BRIEF => Every line holding the string "Billion" should be gathered.

:::::

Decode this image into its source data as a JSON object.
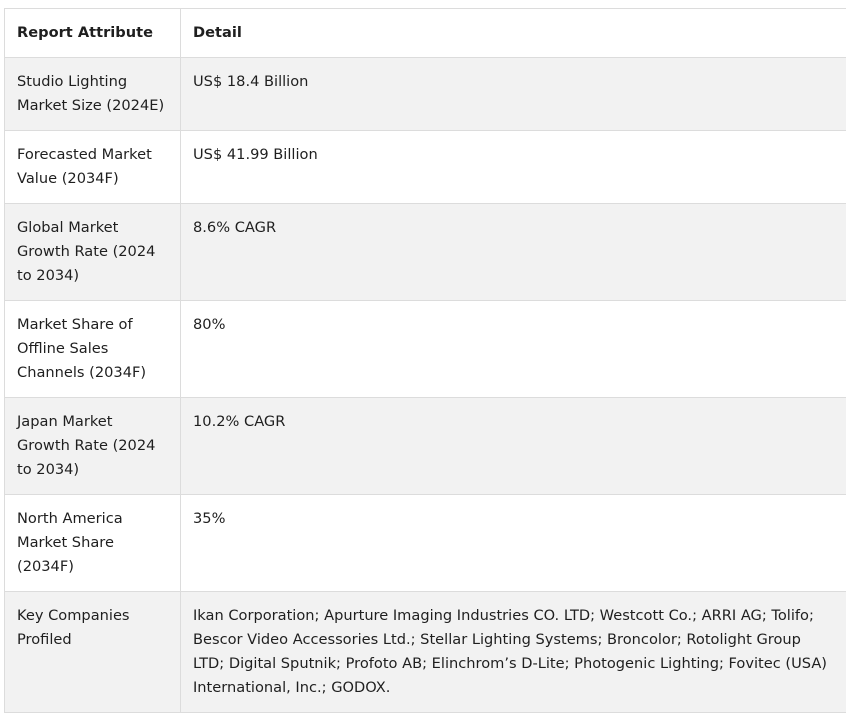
{
  "table": {
    "headers": [
      "Report Attribute",
      "Detail"
    ],
    "rows": [
      {
        "attribute": "Studio Lighting Market Size (2024E)",
        "detail": "US$ 18.4 Billion"
      },
      {
        "attribute": "Forecasted Market Value (2034F)",
        "detail": "US$ 41.99 Billion"
      },
      {
        "attribute": "Global Market Growth Rate (2024 to 2034)",
        "detail": "8.6% CAGR"
      },
      {
        "attribute": "Market Share of Offline Sales Channels (2034F)",
        "detail": "80%"
      },
      {
        "attribute": "Japan Market Growth Rate (2024 to 2034)",
        "detail": "10.2% CAGR"
      },
      {
        "attribute": "North America Market Share (2034F)",
        "detail": "35%"
      },
      {
        "attribute": "Key Companies Profiled",
        "detail": "Ikan Corporation; Apurture Imaging Industries CO. LTD; Westcott Co.; ARRI AG; Tolifo; Bescor Video Accessories Ltd.; Stellar Lighting Systems; Broncolor; Rotolight Group LTD; Digital Sputnik; Profoto AB; Elinchrom’s D-Lite; Photogenic Lighting; Fovitec (USA) International, Inc.; GODOX."
      }
    ]
  }
}
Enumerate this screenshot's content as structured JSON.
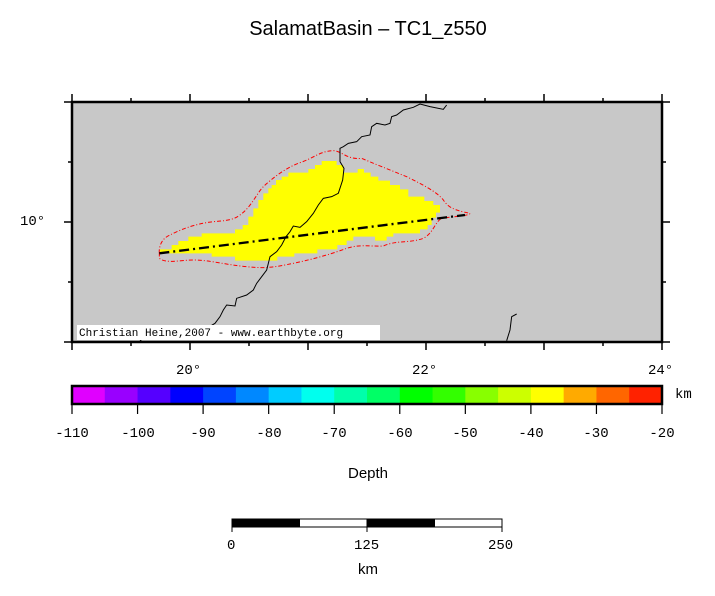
{
  "title": "SalamatBasin – TC1_z550",
  "map": {
    "background_color": "#c8c8c8",
    "basin_fill_color": "#ffff00",
    "contour_color": "#ff0000",
    "lon_labels": [
      "20°",
      "22°",
      "24°"
    ],
    "lat_labels": [
      "10°"
    ],
    "credit": "Christian Heine,2007 - www.earthbyte.org"
  },
  "colorbar": {
    "unit": "km",
    "label": "Depth",
    "min": -110,
    "max": -20,
    "step": 5,
    "tick_labels": [
      "-110",
      "-100",
      "-90",
      "-80",
      "-70",
      "-60",
      "-50",
      "-40",
      "-30",
      "-20"
    ],
    "colors": [
      "#e000ff",
      "#9900ff",
      "#5500ff",
      "#0000ff",
      "#0044ff",
      "#0088ff",
      "#00ccff",
      "#00ffee",
      "#00ffaa",
      "#00ff66",
      "#00ff00",
      "#33ff00",
      "#88ff00",
      "#ccff00",
      "#ffff00",
      "#ffaa00",
      "#ff6600",
      "#ff2200"
    ]
  },
  "scalebar": {
    "labels": [
      "0",
      "125",
      "250"
    ],
    "unit": "km"
  }
}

:::::

ANSWER TO THIS PROBLEM =>
        "detail": "US$ 18.4 Billion"
        "detail": "US$ 41.99 Billion"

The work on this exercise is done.